Below are some entries. Output each one exactly as it appears.

□ □ □ □

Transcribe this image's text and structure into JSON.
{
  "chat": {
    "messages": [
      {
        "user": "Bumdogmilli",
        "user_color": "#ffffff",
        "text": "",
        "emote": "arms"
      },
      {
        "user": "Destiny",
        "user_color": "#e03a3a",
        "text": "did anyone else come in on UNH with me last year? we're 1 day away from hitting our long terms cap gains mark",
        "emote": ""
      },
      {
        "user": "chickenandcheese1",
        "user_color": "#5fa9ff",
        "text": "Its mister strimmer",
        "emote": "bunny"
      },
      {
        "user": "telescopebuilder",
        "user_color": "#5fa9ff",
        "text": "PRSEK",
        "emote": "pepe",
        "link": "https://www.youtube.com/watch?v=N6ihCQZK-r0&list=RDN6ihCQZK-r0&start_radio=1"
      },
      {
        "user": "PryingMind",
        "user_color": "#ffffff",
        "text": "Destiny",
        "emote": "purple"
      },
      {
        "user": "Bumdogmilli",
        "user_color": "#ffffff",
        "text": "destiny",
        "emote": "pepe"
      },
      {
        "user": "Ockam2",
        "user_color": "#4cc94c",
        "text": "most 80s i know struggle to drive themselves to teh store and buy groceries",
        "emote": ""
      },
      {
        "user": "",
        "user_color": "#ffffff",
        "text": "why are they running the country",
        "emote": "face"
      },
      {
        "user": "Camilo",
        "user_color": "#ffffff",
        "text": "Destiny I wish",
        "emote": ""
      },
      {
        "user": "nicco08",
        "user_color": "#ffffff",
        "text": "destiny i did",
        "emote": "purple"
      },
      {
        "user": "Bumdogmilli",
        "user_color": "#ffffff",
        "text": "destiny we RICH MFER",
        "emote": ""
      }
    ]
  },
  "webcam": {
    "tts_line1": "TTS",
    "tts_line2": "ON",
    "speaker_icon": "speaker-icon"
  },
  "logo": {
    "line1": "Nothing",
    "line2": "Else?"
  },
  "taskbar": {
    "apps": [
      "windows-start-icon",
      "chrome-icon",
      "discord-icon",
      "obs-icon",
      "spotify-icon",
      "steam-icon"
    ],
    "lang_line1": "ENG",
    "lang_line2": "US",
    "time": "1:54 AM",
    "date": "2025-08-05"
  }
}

□ □ □ □

REPLY TO THE TASK:
Transcribe this image's text and structure into JSON.
{
  "chat": {
    "messages": [
      {
        "user": "Bumdogmilli",
        "user_color": "#ffffff",
        "text": "",
        "emote": "arms"
      },
      {
        "user": "Destiny",
        "user_color": "#e03a3a",
        "text": "did anyone else come in on UNH with me last year? we're 1 day away from hitting our long terms cap gains mark",
        "emote": ""
      },
      {
        "user": "chickenandcheese1",
        "user_color": "#5fa9ff",
        "text": "Its mister strimmer",
        "emote": "bunny"
      },
      {
        "user": "telescopebuilder",
        "user_color": "#5fa9ff",
        "text": "PRSEK",
        "emote": "pepe",
        "link": "https://www.youtube.com/watch?v=N6ihCQZK-r0&list=RDN6ihCQZK-r0&start_radio=1"
      },
      {
        "user": "PryingMind",
        "user_color": "#ffffff",
        "text": "Destiny",
        "emote": "purple"
      },
      {
        "user": "Bumdogmilli",
        "user_color": "#ffffff",
        "text": "destiny",
        "emote": "pepe"
      },
      {
        "user": "Ockam2",
        "user_color": "#4cc94c",
        "text": "most 80s i know struggle to drive themselves to teh store and buy groceries",
        "emote": ""
      },
      {
        "user": "",
        "user_color": "#ffffff",
        "text": "why are they running the country",
        "emote": "face"
      },
      {
        "user": "Camilo",
        "user_color": "#ffffff",
        "text": "Destiny I wish",
        "emote": ""
      },
      {
        "user": "nicco08",
        "user_color": "#ffffff",
        "text": "destiny i did",
        "emote": "purple"
      },
      {
        "user": "Bumdogmilli",
        "user_color": "#ffffff",
        "text": "destiny we RICH MFER",
        "emote": ""
      }
    ]
  },
  "webcam": {
    "tts_line1": "TTS",
    "tts_line2": "ON",
    "speaker_icon": "speaker-icon"
  },
  "logo": {
    "line1": "Nothing",
    "line2": "Else?"
  },
  "taskbar": {
    "apps": [
      "windows-start-icon",
      "chrome-icon",
      "discord-icon",
      "obs-icon",
      "spotify-icon",
      "steam-icon"
    ],
    "lang_line1": "ENG",
    "lang_line2": "US",
    "time": "1:54 AM",
    "date": "2025-08-05"
  }
}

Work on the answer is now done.